- **TASK TO COMPLETE**:
Report the count of lines that carry the string "JSON", and add nothing.

___ MATERIAL

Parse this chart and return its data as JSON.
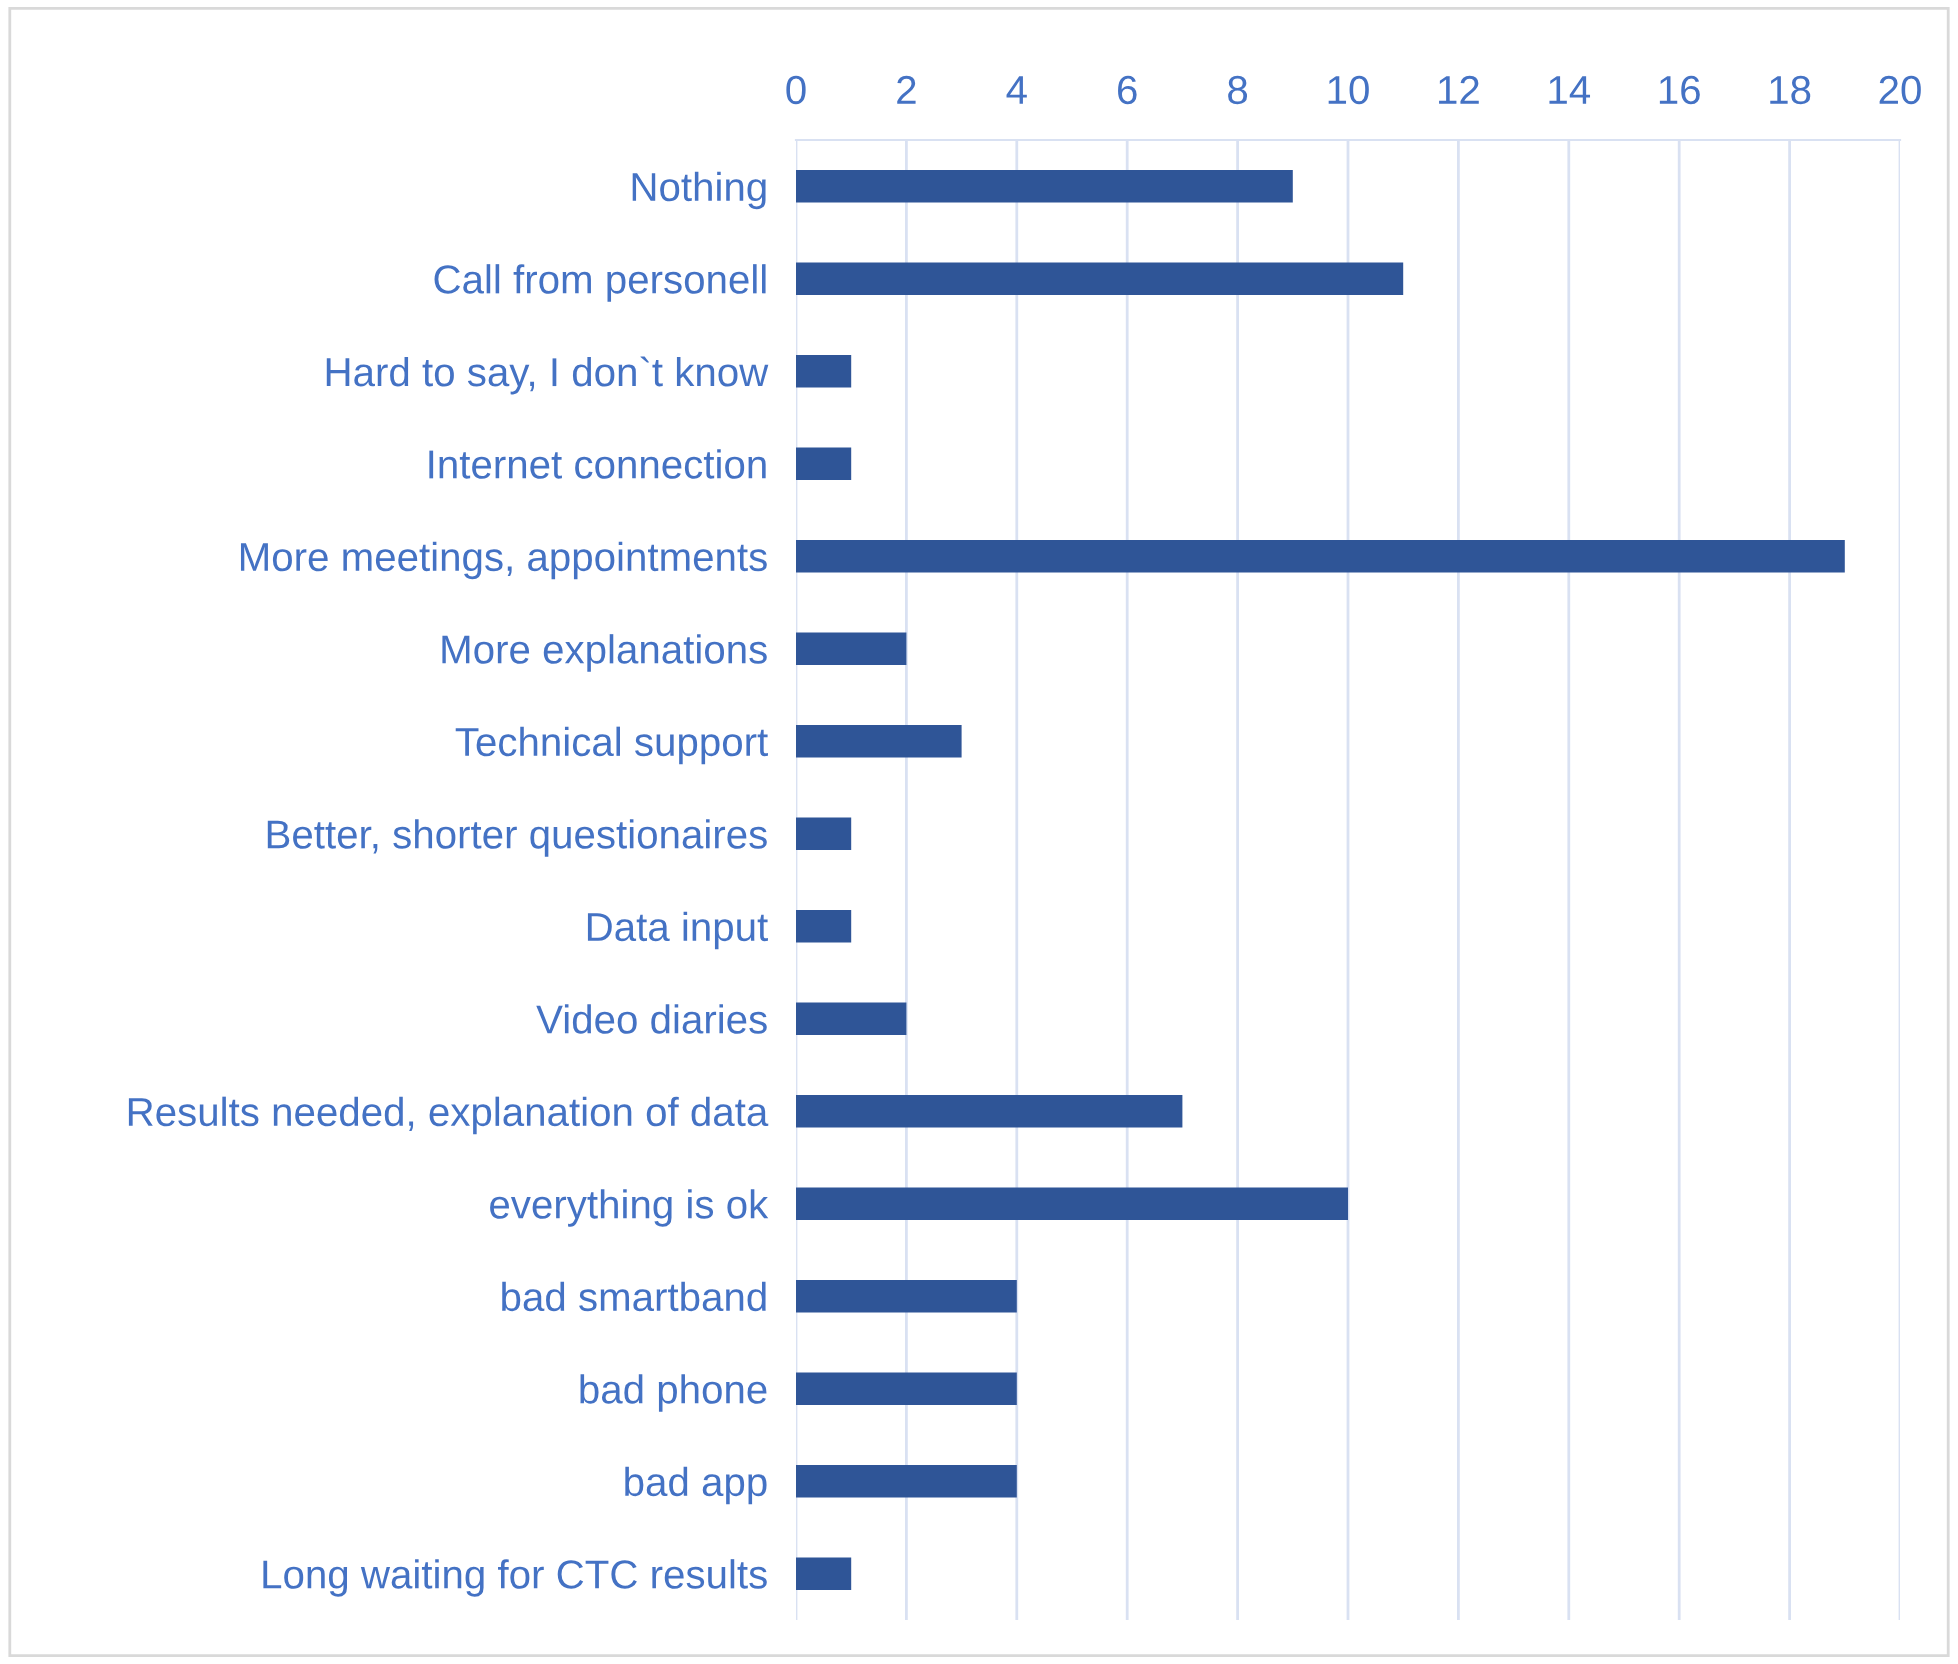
{
  "chart_data": {
    "type": "bar",
    "orientation": "horizontal",
    "categories": [
      "Nothing",
      "Call from personell",
      "Hard to say, I don`t know",
      "Internet connection",
      "More meetings, appointments",
      "More explanations",
      "Technical support",
      "Better, shorter questionaires",
      "Data input",
      "Video diaries",
      "Results needed, explanation of data",
      "everything is ok",
      "bad smartband",
      "bad phone",
      "bad app",
      "Long waiting for CTC results"
    ],
    "values": [
      9,
      11,
      1,
      1,
      19,
      2,
      3,
      1,
      1,
      2,
      7,
      10,
      4,
      4,
      4,
      1
    ],
    "color": "#2f5597",
    "xlim": [
      0,
      20
    ],
    "xticks": [
      0,
      2,
      4,
      6,
      8,
      10,
      12,
      14,
      16,
      18,
      20
    ],
    "grid": "x",
    "legend": false
  }
}
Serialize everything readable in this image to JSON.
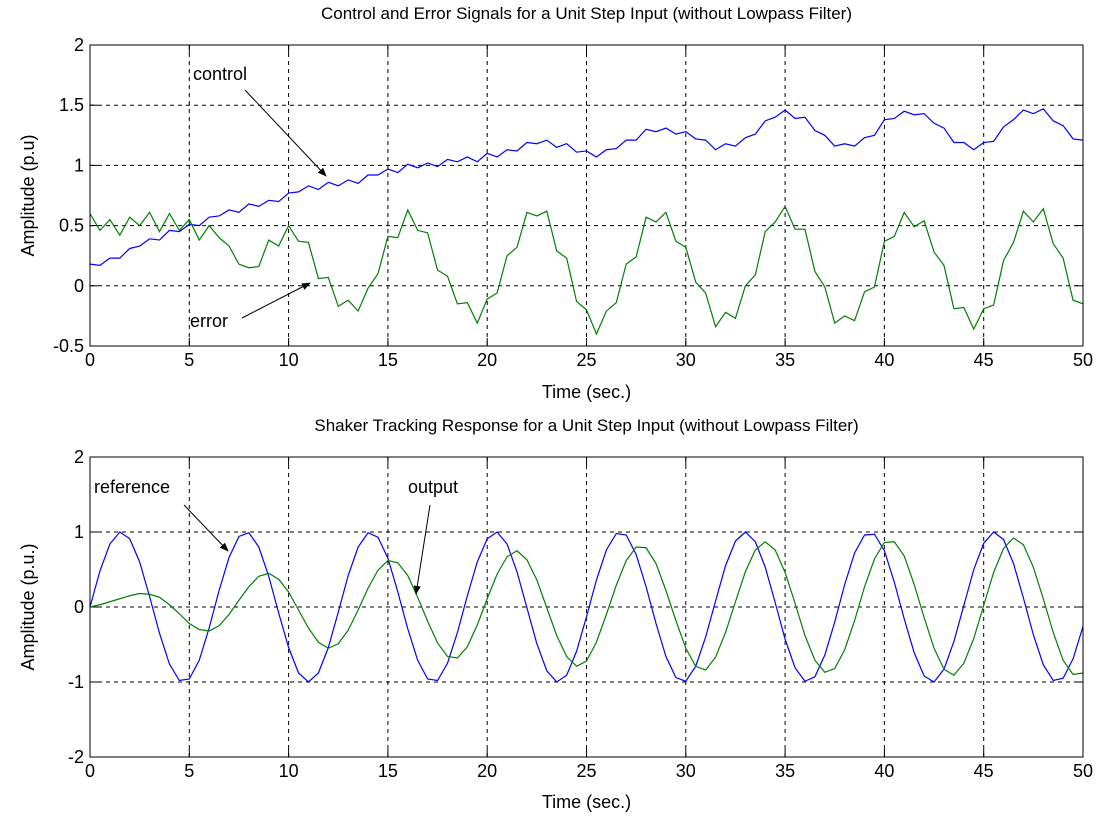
{
  "chart_data": [
    {
      "type": "line",
      "title": "Control and Error Signals for a Unit Step Input (without Lowpass Filter)",
      "x_label": "Time (sec.)",
      "y_label": "Amplitude (p.u)",
      "x": [
        0,
        0.5,
        1,
        1.5,
        2,
        2.5,
        3,
        3.5,
        4,
        4.5,
        5,
        5.5,
        6,
        6.5,
        7,
        7.5,
        8,
        8.5,
        9,
        9.5,
        10,
        10.5,
        11,
        11.5,
        12,
        12.5,
        13,
        13.5,
        14,
        14.5,
        15,
        15.5,
        16,
        16.5,
        17,
        17.5,
        18,
        18.5,
        19,
        19.5,
        20,
        20.5,
        21,
        21.5,
        22,
        22.5,
        23,
        23.5,
        24,
        24.5,
        25,
        25.5,
        26,
        26.5,
        27,
        27.5,
        28,
        28.5,
        29,
        29.5,
        30,
        30.5,
        31,
        31.5,
        32,
        32.5,
        33,
        33.5,
        34,
        34.5,
        35,
        35.5,
        36,
        36.5,
        37,
        37.5,
        38,
        38.5,
        39,
        39.5,
        40,
        40.5,
        41,
        41.5,
        42,
        42.5,
        43,
        43.5,
        44,
        44.5,
        45,
        45.5,
        46,
        46.5,
        47,
        47.5,
        48,
        48.5,
        49,
        49.5,
        50
      ],
      "series": [
        {
          "name": "control",
          "color": "#0000ff",
          "values": [
            0.18,
            0.17,
            0.23,
            0.23,
            0.31,
            0.33,
            0.39,
            0.38,
            0.46,
            0.45,
            0.51,
            0.5,
            0.57,
            0.58,
            0.63,
            0.61,
            0.68,
            0.66,
            0.71,
            0.7,
            0.77,
            0.78,
            0.83,
            0.8,
            0.86,
            0.83,
            0.88,
            0.85,
            0.92,
            0.92,
            0.97,
            0.94,
            1.01,
            0.98,
            1.02,
            0.99,
            1.05,
            1.03,
            1.07,
            1.03,
            1.1,
            1.07,
            1.13,
            1.12,
            1.19,
            1.18,
            1.21,
            1.15,
            1.18,
            1.11,
            1.12,
            1.07,
            1.13,
            1.14,
            1.21,
            1.21,
            1.3,
            1.28,
            1.31,
            1.26,
            1.28,
            1.22,
            1.21,
            1.13,
            1.18,
            1.16,
            1.23,
            1.26,
            1.37,
            1.4,
            1.46,
            1.39,
            1.4,
            1.29,
            1.25,
            1.16,
            1.18,
            1.16,
            1.23,
            1.25,
            1.38,
            1.39,
            1.45,
            1.42,
            1.43,
            1.35,
            1.31,
            1.19,
            1.19,
            1.13,
            1.19,
            1.2,
            1.32,
            1.38,
            1.46,
            1.43,
            1.47,
            1.37,
            1.33,
            1.22,
            1.21
          ]
        },
        {
          "name": "error",
          "color": "#008000",
          "values": [
            0.6,
            0.46,
            0.55,
            0.42,
            0.57,
            0.5,
            0.61,
            0.45,
            0.6,
            0.46,
            0.55,
            0.38,
            0.5,
            0.4,
            0.33,
            0.18,
            0.15,
            0.16,
            0.38,
            0.33,
            0.5,
            0.37,
            0.36,
            0.06,
            0.07,
            -0.17,
            -0.12,
            -0.21,
            -0.02,
            0.1,
            0.41,
            0.4,
            0.63,
            0.46,
            0.44,
            0.13,
            0.08,
            -0.15,
            -0.14,
            -0.31,
            -0.11,
            -0.06,
            0.25,
            0.32,
            0.61,
            0.58,
            0.62,
            0.29,
            0.23,
            -0.13,
            -0.2,
            -0.4,
            -0.21,
            -0.14,
            0.18,
            0.24,
            0.57,
            0.53,
            0.61,
            0.37,
            0.32,
            0.03,
            -0.06,
            -0.34,
            -0.22,
            -0.27,
            0,
            0.09,
            0.45,
            0.53,
            0.66,
            0.47,
            0.47,
            0.12,
            -0.01,
            -0.31,
            -0.25,
            -0.29,
            -0.05,
            -0.01,
            0.37,
            0.41,
            0.61,
            0.49,
            0.54,
            0.28,
            0.17,
            -0.19,
            -0.18,
            -0.36,
            -0.19,
            -0.16,
            0.21,
            0.36,
            0.62,
            0.53,
            0.64,
            0.35,
            0.23,
            -0.12,
            -0.15
          ]
        }
      ],
      "xlim": [
        0,
        50
      ],
      "ylim": [
        -0.5,
        2
      ],
      "xticks": [
        0,
        5,
        10,
        15,
        20,
        25,
        30,
        35,
        40,
        45,
        50
      ],
      "yticks": [
        -0.5,
        0,
        0.5,
        1,
        1.5,
        2
      ],
      "grid": true
    },
    {
      "type": "line",
      "title": "Shaker Tracking Response for a Unit Step Input (without Lowpass Filter)",
      "x_label": "Time (sec.)",
      "y_label": "Amplitude (p.u.)",
      "x": [
        0,
        0.5,
        1,
        1.5,
        2,
        2.5,
        3,
        3.5,
        4,
        4.5,
        5,
        5.5,
        6,
        6.5,
        7,
        7.5,
        8,
        8.5,
        9,
        9.5,
        10,
        10.5,
        11,
        11.5,
        12,
        12.5,
        13,
        13.5,
        14,
        14.5,
        15,
        15.5,
        16,
        16.5,
        17,
        17.5,
        18,
        18.5,
        19,
        19.5,
        20,
        20.5,
        21,
        21.5,
        22,
        22.5,
        23,
        23.5,
        24,
        24.5,
        25,
        25.5,
        26,
        26.5,
        27,
        27.5,
        28,
        28.5,
        29,
        29.5,
        30,
        30.5,
        31,
        31.5,
        32,
        32.5,
        33,
        33.5,
        34,
        34.5,
        35,
        35.5,
        36,
        36.5,
        37,
        37.5,
        38,
        38.5,
        39,
        39.5,
        40,
        40.5,
        41,
        41.5,
        42,
        42.5,
        43,
        43.5,
        44,
        44.5,
        45,
        45.5,
        46,
        46.5,
        47,
        47.5,
        48,
        48.5,
        49,
        49.5,
        50
      ],
      "series": [
        {
          "name": "reference",
          "color": "#0000ff",
          "values": [
            0,
            0.48,
            0.84,
            1,
            0.91,
            0.6,
            0.14,
            -0.35,
            -0.76,
            -0.98,
            -0.96,
            -0.71,
            -0.28,
            0.22,
            0.66,
            0.94,
            0.99,
            0.8,
            0.41,
            -0.08,
            -0.54,
            -0.88,
            -1,
            -0.88,
            -0.54,
            -0.07,
            0.42,
            0.8,
            0.99,
            0.93,
            0.65,
            0.2,
            -0.29,
            -0.71,
            -0.96,
            -0.98,
            -0.75,
            -0.34,
            0.15,
            0.6,
            0.91,
            1,
            0.84,
            0.47,
            -0.01,
            -0.49,
            -0.85,
            -1,
            -0.91,
            -0.59,
            -0.13,
            0.36,
            0.76,
            0.98,
            0.96,
            0.7,
            0.27,
            -0.22,
            -0.66,
            -0.94,
            -0.99,
            -0.79,
            -0.4,
            0.08,
            0.55,
            0.88,
            1,
            0.87,
            0.53,
            0.06,
            -0.43,
            -0.81,
            -0.99,
            -0.93,
            -0.64,
            -0.2,
            0.3,
            0.72,
            0.96,
            0.97,
            0.75,
            0.33,
            -0.16,
            -0.61,
            -0.92,
            -1,
            -0.83,
            -0.46,
            0.02,
            0.5,
            0.85,
            1,
            0.9,
            0.58,
            0.12,
            -0.37,
            -0.77,
            -0.98,
            -0.95,
            -0.69,
            -0.26
          ]
        },
        {
          "name": "output",
          "color": "#008000",
          "values": [
            0,
            0.03,
            0.07,
            0.11,
            0.15,
            0.18,
            0.17,
            0.13,
            0.03,
            -0.09,
            -0.22,
            -0.3,
            -0.32,
            -0.25,
            -0.1,
            0.09,
            0.27,
            0.41,
            0.45,
            0.37,
            0.2,
            -0.04,
            -0.28,
            -0.47,
            -0.55,
            -0.49,
            -0.31,
            -0.04,
            0.25,
            0.49,
            0.62,
            0.59,
            0.42,
            0.13,
            -0.19,
            -0.48,
            -0.66,
            -0.68,
            -0.53,
            -0.24,
            0.11,
            0.44,
            0.67,
            0.75,
            0.63,
            0.36,
            -0.01,
            -0.38,
            -0.66,
            -0.79,
            -0.72,
            -0.47,
            -0.1,
            0.29,
            0.62,
            0.8,
            0.79,
            0.58,
            0.22,
            -0.18,
            -0.55,
            -0.79,
            -0.84,
            -0.67,
            -0.34,
            0.07,
            0.47,
            0.76,
            0.87,
            0.76,
            0.46,
            0.05,
            -0.38,
            -0.71,
            -0.87,
            -0.82,
            -0.57,
            -0.18,
            0.27,
            0.64,
            0.86,
            0.87,
            0.68,
            0.3,
            -0.14,
            -0.55,
            -0.83,
            -0.91,
            -0.75,
            -0.42,
            0.02,
            0.46,
            0.78,
            0.92,
            0.83,
            0.53,
            0.11,
            -0.34,
            -0.71,
            -0.9,
            -0.88
          ]
        }
      ],
      "xlim": [
        0,
        50
      ],
      "ylim": [
        -2,
        2
      ],
      "xticks": [
        0,
        5,
        10,
        15,
        20,
        25,
        30,
        35,
        40,
        45,
        50
      ],
      "yticks": [
        -2,
        -1,
        0,
        1,
        2
      ],
      "grid": true
    }
  ]
}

______

- **EXERCISE OUTPUT**:
2